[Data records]

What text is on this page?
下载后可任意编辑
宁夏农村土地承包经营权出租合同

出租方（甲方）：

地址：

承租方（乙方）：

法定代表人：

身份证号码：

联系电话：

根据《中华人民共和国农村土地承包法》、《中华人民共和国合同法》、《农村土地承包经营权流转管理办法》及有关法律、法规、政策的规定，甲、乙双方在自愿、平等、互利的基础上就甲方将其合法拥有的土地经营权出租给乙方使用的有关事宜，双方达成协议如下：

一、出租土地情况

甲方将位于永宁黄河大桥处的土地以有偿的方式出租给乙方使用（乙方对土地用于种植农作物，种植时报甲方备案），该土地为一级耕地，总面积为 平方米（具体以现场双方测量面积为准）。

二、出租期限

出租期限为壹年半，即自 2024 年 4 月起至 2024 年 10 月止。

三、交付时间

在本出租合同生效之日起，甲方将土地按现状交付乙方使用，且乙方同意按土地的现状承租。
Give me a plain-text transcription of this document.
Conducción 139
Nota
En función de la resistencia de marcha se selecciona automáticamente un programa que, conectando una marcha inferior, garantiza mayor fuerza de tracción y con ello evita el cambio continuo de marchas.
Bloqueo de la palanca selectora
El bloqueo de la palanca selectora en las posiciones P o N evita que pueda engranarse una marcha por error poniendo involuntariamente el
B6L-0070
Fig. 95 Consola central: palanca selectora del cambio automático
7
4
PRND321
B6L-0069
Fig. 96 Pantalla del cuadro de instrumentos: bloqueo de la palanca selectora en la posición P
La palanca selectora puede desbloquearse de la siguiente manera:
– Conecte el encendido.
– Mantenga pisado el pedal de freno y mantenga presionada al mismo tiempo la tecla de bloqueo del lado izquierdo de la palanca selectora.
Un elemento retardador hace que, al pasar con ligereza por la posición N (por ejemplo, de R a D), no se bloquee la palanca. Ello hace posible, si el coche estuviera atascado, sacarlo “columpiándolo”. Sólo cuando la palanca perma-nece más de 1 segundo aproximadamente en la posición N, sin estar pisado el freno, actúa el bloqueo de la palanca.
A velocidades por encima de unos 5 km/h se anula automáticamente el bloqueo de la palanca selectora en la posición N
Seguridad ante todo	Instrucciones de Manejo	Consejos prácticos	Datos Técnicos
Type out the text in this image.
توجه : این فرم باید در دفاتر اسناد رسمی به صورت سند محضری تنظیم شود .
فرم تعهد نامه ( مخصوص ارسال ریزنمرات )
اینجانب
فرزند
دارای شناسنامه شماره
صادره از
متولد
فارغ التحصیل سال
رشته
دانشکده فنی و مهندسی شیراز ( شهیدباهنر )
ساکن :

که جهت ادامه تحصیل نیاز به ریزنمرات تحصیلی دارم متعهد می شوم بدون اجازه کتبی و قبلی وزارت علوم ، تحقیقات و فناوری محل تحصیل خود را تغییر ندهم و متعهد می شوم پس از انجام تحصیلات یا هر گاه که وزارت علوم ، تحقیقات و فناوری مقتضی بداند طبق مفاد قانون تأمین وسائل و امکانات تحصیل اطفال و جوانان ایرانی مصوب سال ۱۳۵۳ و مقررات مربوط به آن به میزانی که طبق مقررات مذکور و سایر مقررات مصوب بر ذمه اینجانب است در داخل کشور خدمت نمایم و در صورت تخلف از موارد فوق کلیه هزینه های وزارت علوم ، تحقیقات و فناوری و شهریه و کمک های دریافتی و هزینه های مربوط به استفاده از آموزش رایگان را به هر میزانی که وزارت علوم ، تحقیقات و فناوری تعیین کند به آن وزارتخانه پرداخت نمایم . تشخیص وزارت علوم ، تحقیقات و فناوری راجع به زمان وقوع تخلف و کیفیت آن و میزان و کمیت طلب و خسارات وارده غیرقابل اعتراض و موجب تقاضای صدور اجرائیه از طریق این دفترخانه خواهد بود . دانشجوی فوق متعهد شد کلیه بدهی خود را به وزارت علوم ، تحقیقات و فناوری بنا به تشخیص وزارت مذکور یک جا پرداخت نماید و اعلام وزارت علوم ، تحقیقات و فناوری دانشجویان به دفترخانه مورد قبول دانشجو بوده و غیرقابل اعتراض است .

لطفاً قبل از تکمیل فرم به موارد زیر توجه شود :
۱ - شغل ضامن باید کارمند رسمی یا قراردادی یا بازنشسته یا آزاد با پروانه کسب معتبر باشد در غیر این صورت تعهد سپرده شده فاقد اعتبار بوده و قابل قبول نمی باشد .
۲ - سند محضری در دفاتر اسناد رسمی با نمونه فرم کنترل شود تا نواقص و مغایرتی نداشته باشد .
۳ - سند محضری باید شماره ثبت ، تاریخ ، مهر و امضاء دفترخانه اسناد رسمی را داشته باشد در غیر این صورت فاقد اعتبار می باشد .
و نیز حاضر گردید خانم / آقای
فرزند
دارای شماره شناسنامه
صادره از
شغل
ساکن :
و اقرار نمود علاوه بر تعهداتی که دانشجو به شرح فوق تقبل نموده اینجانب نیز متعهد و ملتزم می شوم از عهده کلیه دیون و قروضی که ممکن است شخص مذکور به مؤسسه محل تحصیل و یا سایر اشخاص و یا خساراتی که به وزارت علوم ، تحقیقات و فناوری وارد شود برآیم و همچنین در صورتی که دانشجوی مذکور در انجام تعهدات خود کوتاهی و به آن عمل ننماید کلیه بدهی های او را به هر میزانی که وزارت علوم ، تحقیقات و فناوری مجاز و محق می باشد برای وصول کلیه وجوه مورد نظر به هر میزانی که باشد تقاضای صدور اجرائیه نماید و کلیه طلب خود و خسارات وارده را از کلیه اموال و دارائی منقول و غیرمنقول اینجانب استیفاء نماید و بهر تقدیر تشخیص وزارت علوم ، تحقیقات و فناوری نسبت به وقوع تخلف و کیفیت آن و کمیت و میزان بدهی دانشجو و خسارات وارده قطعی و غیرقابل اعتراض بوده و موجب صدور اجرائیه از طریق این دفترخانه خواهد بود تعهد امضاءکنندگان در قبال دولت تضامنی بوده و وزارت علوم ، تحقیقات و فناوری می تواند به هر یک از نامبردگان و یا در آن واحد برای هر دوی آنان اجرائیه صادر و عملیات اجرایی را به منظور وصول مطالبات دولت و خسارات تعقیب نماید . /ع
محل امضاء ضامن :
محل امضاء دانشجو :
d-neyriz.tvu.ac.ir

Given request - Copy out every line of the data that includes "marcha".

Solution for this exercise -
En función de la resistencia de marcha se selecciona automáticamente un programa que, conectando una marcha inferior, garantiza mayor fuerza de tracción y con ello evita el cambio continuo de marchas.
El bloqueo de la palanca selectora en las posiciones P o N evita que pueda engranarse una marcha por error poniendo involuntariamente el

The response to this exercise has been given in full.